■ SET TASK 1
In the film music column below, who will score Steven Spielberg's Ready Player One?

If you left Guardians of the Galaxy Vol. 2 unexpectedly moved by the finale, you can thank composer Tyler Bates, whose symphonic and choral work was perhaps his most accomplished yet in films. Bates, a former rock guitarist who still goes out on the road with Marilyn Manson from time to time, has not only built an entirely new career composing for films and television, he has built a very loyal clientele. As director David Leitch (the soon-in-theaters Atomic Blonde) told me for this latest Billion Dollar Composer section in Variety: “I don’t want to do a movie without Tyler Bates.” And as Guardians director James Gunn put it in a second story: Bates is “the most undervalued part of both Guardians films. They aren’t the Guardians of the Galaxy without Tyler Bates.”
It isn’t often that I go after a “scoop” — what we print journalists used to call getting to a hot story first. But when I heard that John Williams would not be scoring both of the Steven Spielberg films currently in production (The Papers and Ready Player One), I thought it was worth the effort. So we at Variety were the first to report that Williams will score The Papers, the Pentagon Papers story, and that Alan Silvestri (perhaps best known for such classics as Back to the Future and Forrest Gump) will be doing the sci-fi film Ready Player One. Silvestri is well known to Spielberg, who has produced a number of Robert Zemeckis films that he has scored over the years.
As you know, I tend to wax nostalgic about classic TV music of the ’60s and ’70s. But there’s a lot of really exciting work being done now in television, too, and much of it was showcased in a Television Academy concert called “Words & Music” Thursday night, June 29, at the Academy’s Saban Media Center in North Hollywood. Music from Homeland, Luke Cage, Empire, Underground, Feud, Narcos, This Is Us, The Americans, The Good Fight and many others was played live by a 27-piece orchestra with a number of vocal soloists. I reviewed the evening here in a piece for Variety.

Items listed in a dataset:
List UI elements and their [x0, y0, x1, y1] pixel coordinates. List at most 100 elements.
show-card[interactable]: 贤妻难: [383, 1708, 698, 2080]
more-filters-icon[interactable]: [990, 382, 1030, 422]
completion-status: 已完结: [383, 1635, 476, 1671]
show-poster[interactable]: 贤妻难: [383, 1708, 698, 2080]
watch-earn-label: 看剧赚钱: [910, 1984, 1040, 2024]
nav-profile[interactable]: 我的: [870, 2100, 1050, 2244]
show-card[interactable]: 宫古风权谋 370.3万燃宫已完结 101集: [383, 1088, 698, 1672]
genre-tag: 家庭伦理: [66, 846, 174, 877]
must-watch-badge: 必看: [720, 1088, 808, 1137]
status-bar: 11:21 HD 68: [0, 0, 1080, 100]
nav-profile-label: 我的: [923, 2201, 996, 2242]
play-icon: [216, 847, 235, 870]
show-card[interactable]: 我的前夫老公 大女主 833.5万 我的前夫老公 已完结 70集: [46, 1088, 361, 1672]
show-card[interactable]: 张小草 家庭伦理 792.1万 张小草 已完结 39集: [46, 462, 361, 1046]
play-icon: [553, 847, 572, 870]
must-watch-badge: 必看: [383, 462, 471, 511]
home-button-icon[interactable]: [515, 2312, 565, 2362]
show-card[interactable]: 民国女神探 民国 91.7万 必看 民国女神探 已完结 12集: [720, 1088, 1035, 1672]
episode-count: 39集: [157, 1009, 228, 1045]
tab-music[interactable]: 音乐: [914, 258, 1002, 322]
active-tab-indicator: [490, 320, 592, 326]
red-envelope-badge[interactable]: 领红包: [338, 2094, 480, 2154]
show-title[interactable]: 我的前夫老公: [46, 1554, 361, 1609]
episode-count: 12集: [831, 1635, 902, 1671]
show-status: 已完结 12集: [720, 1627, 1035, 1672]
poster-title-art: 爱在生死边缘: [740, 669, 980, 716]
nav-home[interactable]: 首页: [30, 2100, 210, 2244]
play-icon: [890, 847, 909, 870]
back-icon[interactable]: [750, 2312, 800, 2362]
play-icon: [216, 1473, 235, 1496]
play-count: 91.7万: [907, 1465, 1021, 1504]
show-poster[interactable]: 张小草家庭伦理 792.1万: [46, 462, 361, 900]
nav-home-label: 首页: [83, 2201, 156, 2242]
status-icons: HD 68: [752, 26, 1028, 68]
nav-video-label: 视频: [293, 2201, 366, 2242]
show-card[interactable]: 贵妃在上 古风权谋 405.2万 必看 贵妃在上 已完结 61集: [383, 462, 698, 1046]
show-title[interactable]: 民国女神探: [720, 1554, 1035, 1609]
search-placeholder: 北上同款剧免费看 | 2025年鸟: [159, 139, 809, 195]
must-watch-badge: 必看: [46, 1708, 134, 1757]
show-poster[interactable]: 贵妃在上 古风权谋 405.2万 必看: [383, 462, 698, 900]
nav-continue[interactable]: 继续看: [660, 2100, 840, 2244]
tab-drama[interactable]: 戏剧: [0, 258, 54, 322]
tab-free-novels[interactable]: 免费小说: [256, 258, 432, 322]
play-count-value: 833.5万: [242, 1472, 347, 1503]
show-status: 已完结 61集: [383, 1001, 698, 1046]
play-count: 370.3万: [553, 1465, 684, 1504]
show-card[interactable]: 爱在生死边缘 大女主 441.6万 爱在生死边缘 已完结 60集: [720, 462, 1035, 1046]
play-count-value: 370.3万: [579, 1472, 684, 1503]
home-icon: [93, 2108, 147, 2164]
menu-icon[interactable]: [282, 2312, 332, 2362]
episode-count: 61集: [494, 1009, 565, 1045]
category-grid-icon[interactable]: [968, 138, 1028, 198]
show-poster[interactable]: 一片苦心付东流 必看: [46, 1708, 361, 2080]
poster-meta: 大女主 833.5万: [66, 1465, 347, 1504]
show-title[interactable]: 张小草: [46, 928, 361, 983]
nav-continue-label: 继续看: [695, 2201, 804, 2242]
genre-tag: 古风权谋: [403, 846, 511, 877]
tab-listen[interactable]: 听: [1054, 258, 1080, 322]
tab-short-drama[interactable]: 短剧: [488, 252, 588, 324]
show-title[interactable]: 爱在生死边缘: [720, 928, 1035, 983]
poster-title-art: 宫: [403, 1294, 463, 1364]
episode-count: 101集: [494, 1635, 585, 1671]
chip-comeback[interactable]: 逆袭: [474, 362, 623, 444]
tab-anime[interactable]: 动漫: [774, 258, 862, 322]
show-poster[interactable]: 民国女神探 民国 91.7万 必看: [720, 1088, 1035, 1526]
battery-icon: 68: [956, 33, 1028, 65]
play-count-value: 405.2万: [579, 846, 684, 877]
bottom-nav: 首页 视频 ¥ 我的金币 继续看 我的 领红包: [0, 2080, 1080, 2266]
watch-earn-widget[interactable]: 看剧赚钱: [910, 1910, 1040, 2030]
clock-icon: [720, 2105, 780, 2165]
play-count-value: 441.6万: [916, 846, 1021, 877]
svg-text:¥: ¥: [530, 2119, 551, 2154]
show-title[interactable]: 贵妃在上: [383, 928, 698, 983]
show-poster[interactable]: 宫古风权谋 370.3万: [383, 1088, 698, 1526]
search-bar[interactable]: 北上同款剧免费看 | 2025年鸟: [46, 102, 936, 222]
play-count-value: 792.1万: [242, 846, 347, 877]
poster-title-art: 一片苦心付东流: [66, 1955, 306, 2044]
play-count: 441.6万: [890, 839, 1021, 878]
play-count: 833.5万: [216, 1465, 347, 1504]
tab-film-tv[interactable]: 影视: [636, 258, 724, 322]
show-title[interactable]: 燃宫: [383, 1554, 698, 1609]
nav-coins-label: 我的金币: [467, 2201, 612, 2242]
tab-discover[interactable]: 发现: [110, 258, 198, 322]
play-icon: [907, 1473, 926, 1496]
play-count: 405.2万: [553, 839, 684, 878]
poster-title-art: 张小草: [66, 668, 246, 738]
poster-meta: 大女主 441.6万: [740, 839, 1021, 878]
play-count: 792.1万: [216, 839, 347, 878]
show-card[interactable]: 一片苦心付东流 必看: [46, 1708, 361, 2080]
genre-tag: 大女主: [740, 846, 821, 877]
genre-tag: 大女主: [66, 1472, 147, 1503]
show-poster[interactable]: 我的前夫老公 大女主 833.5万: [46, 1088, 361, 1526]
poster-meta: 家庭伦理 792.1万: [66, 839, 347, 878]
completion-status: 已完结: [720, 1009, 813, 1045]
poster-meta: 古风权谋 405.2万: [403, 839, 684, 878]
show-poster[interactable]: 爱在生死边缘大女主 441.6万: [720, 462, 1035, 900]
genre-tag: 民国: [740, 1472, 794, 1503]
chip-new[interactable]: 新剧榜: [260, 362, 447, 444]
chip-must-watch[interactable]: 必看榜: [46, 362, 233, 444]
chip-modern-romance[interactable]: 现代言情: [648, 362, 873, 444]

■ SET TASK 2
Please retype the part of the records that opens with their first line and closes with the line containing "red-envelope-badge[interactable]: 领红包: [338, 2094, 480, 2154]", both ends included.

■ COMPLETE RESPONSE 1
Alan Silvestri

■ COMPLETE RESPONSE 2
List UI elements and their [x0, y0, x1, y1] pixel coordinates. List at most 100 elements.
show-card[interactable]: 贤妻难: [383, 1708, 698, 2080]
more-filters-icon[interactable]: [990, 382, 1030, 422]
completion-status: 已完结: [383, 1635, 476, 1671]
show-poster[interactable]: 贤妻难: [383, 1708, 698, 2080]
watch-earn-label: 看剧赚钱: [910, 1984, 1040, 2024]
nav-profile[interactable]: 我的: [870, 2100, 1050, 2244]
show-card[interactable]: 宫古风权谋 370.3万燃宫已完结 101集: [383, 1088, 698, 1672]
genre-tag: 家庭伦理: [66, 846, 174, 877]
must-watch-badge: 必看: [720, 1088, 808, 1137]
status-bar: 11:21 HD 68: [0, 0, 1080, 100]
nav-profile-label: 我的: [923, 2201, 996, 2242]
play-icon: [216, 847, 235, 870]
show-card[interactable]: 我的前夫老公 大女主 833.5万 我的前夫老公 已完结 70集: [46, 1088, 361, 1672]
show-card[interactable]: 张小草 家庭伦理 792.1万 张小草 已完结 39集: [46, 462, 361, 1046]
play-icon: [553, 847, 572, 870]
must-watch-badge: 必看: [383, 462, 471, 511]
home-button-icon[interactable]: [515, 2312, 565, 2362]
show-card[interactable]: 民国女神探 民国 91.7万 必看 民国女神探 已完结 12集: [720, 1088, 1035, 1672]
episode-count: 39集: [157, 1009, 228, 1045]
tab-music[interactable]: 音乐: [914, 258, 1002, 322]
active-tab-indicator: [490, 320, 592, 326]
red-envelope-badge[interactable]: 领红包: [338, 2094, 480, 2154]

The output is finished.